___ Material for this task ___

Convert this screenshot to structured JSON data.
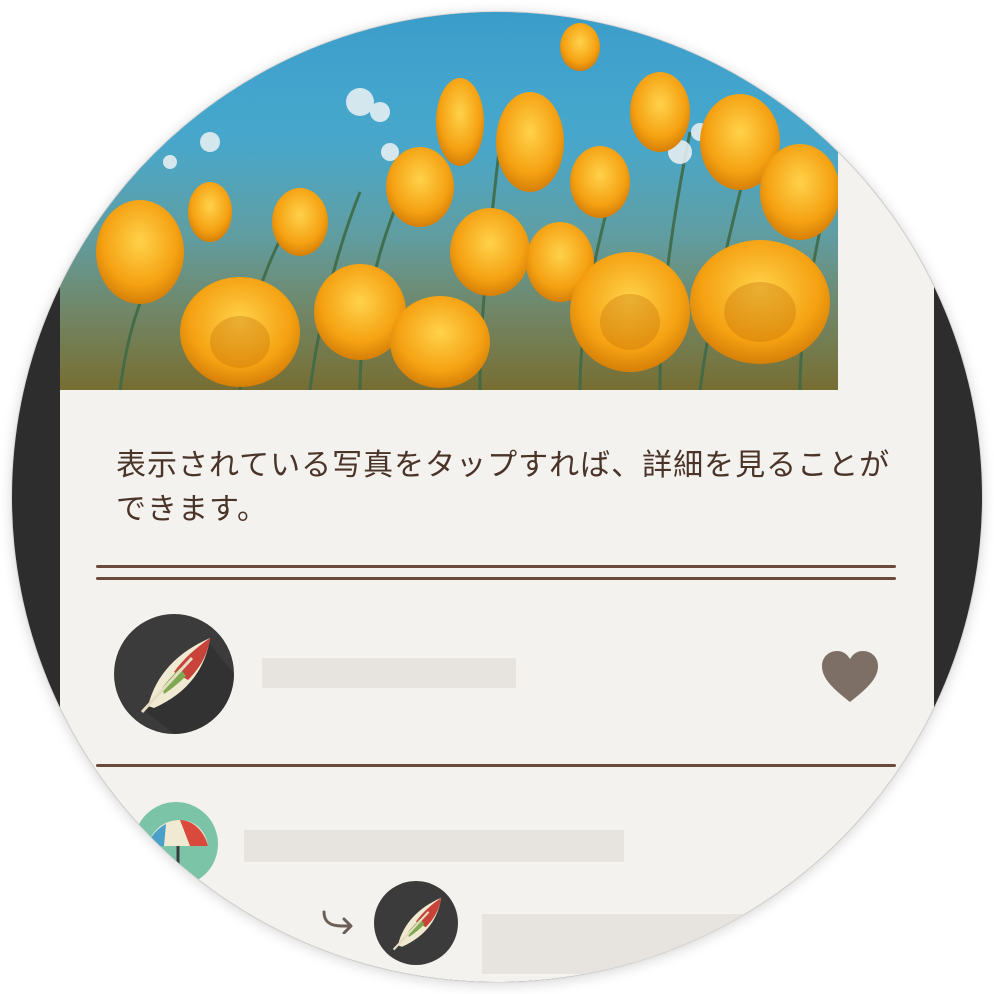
{
  "post": {
    "description": "表示されている写真をタップすれば、詳細を見ることができます。"
  },
  "icons": {
    "photo": "poppy-field-photo",
    "author_avatar": "feather-avatar-icon",
    "like": "heart-icon",
    "commenter_avatar": "umbrella-avatar-icon",
    "reply": "reply-arrow-icon",
    "reply_avatar": "feather-avatar-icon"
  },
  "colors": {
    "paper": "#f4f2ee",
    "frame": "#2d2d2d",
    "text": "#4a3328",
    "rule": "#6b4a3a",
    "heart": "#7d6f65",
    "placeholder": "#e7e4df"
  }
}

___

▶ _Written task_
Please transcribe the material above exactly as written. Leave the pictures out.

▶ _Solution_
Convert this screenshot to structured JSON data.
{
  "post": {
    "description": "表示されている写真をタップすれば、詳細を見ることができます。"
  },
  "icons": {
    "photo": "poppy-field-photo",
    "author_avatar": "feather-avatar-icon",
    "like": "heart-icon",
    "commenter_avatar": "umbrella-avatar-icon",
    "reply": "reply-arrow-icon",
    "reply_avatar": "feather-avatar-icon"
  },
  "colors": {
    "paper": "#f4f2ee",
    "frame": "#2d2d2d",
    "text": "#4a3328",
    "rule": "#6b4a3a",
    "heart": "#7d6f65",
    "placeholder": "#e7e4df"
  }
}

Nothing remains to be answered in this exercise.